● **PROBLEM STATEMENT**:
Can you write out the whole listing exactly?
-- Start of DATA FOR THE TASK --
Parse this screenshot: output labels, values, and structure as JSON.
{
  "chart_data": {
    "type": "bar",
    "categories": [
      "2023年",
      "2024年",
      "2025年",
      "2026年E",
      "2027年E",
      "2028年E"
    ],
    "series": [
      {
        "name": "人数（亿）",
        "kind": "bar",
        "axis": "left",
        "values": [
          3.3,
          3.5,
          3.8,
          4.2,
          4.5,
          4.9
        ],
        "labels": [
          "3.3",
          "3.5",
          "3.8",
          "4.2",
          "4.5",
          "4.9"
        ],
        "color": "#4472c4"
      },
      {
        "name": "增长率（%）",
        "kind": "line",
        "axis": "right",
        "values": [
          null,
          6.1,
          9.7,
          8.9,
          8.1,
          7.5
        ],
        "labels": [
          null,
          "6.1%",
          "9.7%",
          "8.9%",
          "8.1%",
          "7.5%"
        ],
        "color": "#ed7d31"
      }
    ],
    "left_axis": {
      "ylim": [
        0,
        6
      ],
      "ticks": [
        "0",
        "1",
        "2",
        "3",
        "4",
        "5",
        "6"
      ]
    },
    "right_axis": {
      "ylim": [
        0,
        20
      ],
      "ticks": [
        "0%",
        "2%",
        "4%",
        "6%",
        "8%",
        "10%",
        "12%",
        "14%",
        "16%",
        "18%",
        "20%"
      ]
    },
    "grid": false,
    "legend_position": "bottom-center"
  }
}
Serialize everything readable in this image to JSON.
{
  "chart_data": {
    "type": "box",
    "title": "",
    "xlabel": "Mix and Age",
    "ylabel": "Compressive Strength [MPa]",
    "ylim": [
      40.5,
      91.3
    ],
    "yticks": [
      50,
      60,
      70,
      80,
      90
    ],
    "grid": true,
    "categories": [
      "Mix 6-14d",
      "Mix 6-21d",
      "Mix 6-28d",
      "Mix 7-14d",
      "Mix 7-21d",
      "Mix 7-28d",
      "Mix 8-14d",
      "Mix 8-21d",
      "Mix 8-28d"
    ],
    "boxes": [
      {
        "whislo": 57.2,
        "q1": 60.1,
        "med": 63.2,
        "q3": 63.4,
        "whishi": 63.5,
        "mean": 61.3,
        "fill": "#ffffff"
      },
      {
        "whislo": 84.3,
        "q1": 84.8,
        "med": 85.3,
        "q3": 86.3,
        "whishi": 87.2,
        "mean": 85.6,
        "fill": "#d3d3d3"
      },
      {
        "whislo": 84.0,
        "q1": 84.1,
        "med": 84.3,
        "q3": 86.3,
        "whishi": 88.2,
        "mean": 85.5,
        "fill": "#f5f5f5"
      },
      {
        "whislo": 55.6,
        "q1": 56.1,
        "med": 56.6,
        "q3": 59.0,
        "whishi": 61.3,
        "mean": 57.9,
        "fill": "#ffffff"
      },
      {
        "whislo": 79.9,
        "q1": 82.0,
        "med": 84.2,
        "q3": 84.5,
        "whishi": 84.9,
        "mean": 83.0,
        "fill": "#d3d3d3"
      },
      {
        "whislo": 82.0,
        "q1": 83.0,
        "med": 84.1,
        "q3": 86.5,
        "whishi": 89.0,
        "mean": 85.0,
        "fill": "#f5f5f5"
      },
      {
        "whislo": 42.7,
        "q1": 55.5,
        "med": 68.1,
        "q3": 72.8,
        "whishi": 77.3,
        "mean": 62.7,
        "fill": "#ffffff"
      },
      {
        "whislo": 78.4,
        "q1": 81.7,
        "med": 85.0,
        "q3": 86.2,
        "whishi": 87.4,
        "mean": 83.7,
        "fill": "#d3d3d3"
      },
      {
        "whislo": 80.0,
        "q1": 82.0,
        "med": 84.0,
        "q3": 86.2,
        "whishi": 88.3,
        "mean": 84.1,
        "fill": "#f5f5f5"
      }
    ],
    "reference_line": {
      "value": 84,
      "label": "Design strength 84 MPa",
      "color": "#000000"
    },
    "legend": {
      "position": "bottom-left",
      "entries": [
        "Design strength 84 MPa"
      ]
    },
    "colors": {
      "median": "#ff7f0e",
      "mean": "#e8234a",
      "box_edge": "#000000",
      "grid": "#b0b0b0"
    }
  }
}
-- End of DATA FOR THE TASK --
● **THE SOLUTION**:
Parse this screenshot: output labels, values, and structure as JSON.
{
  "chart_data": {
    "type": "bar",
    "categories": [
      "2023年",
      "2024年",
      "2025年",
      "2026年E",
      "2027年E",
      "2028年E"
    ],
    "series": [
      {
        "name": "人数（亿）",
        "kind": "bar",
        "axis": "left",
        "values": [
          3.3,
          3.5,
          3.8,
          4.2,
          4.5,
          4.9
        ],
        "labels": [
          "3.3",
          "3.5",
          "3.8",
          "4.2",
          "4.5",
          "4.9"
        ],
        "color": "#4472c4"
      },
      {
        "name": "增长率（%）",
        "kind": "line",
        "axis": "right",
        "values": [
          null,
          6.1,
          9.7,
          8.9,
          8.1,
          7.5
        ],
        "labels": [
          null,
          "6.1%",
          "9.7%",
          "8.9%",
          "8.1%",
          "7.5%"
        ],
        "color": "#ed7d31"
      }
    ],
    "left_axis": {
      "ylim": [
        0,
        6
      ],
      "ticks": [
        "0",
        "1",
        "2",
        "3",
        "4",
        "5",
        "6"
      ]
    },
    "right_axis": {
      "ylim": [
        0,
        20
      ],
      "ticks": [
        "0%",
        "2%",
        "4%",
        "6%",
        "8%",
        "10%",
        "12%",
        "14%",
        "16%",
        "18%",
        "20%"
      ]
    },
    "grid": false,
    "legend_position": "bottom-center"
  }
}
Serialize everything readable in this image to JSON.
{
  "chart_data": {
    "type": "box",
    "title": "",
    "xlabel": "Mix and Age",
    "ylabel": "Compressive Strength [MPa]",
    "ylim": [
      40.5,
      91.3
    ],
    "yticks": [
      50,
      60,
      70,
      80,
      90
    ],
    "grid": true,
    "categories": [
      "Mix 6-14d",
      "Mix 6-21d",
      "Mix 6-28d",
      "Mix 7-14d",
      "Mix 7-21d",
      "Mix 7-28d",
      "Mix 8-14d",
      "Mix 8-21d",
      "Mix 8-28d"
    ],
    "boxes": [
      {
        "whislo": 57.2,
        "q1": 60.1,
        "med": 63.2,
        "q3": 63.4,
        "whishi": 63.5,
        "mean": 61.3,
        "fill": "#ffffff"
      },
      {
        "whislo": 84.3,
        "q1": 84.8,
        "med": 85.3,
        "q3": 86.3,
        "whishi": 87.2,
        "mean": 85.6,
        "fill": "#d3d3d3"
      },
      {
        "whislo": 84.0,
        "q1": 84.1,
        "med": 84.3,
        "q3": 86.3,
        "whishi": 88.2,
        "mean": 85.5,
        "fill": "#f5f5f5"
      },
      {
        "whislo": 55.6,
        "q1": 56.1,
        "med": 56.6,
        "q3": 59.0,
        "whishi": 61.3,
        "mean": 57.9,
        "fill": "#ffffff"
      },
      {
        "whislo": 79.9,
        "q1": 82.0,
        "med": 84.2,
        "q3": 84.5,
        "whishi": 84.9,
        "mean": 83.0,
        "fill": "#d3d3d3"
      },
      {
        "whislo": 82.0,
        "q1": 83.0,
        "med": 84.1,
        "q3": 86.5,
        "whishi": 89.0,
        "mean": 85.0,
        "fill": "#f5f5f5"
      },
      {
        "whislo": 42.7,
        "q1": 55.5,
        "med": 68.1,
        "q3": 72.8,
        "whishi": 77.3,
        "mean": 62.7,
        "fill": "#ffffff"
      },
      {
        "whislo": 78.4,
        "q1": 81.7,
        "med": 85.0,
        "q3": 86.2,
        "whishi": 87.4,
        "mean": 83.7,
        "fill": "#d3d3d3"
      },
      {
        "whislo": 80.0,
        "q1": 82.0,
        "med": 84.0,
        "q3": 86.2,
        "whishi": 88.3,
        "mean": 84.1,
        "fill": "#f5f5f5"
      }
    ],
    "reference_line": {
      "value": 84,
      "label": "Design strength 84 MPa",
      "color": "#000000"
    },
    "legend": {
      "position": "bottom-left",
      "entries": [
        "Design strength 84 MPa"
      ]
    },
    "colors": {
      "median": "#ff7f0e",
      "mean": "#e8234a",
      "box_edge": "#000000",
      "grid": "#b0b0b0"
    }
  }
}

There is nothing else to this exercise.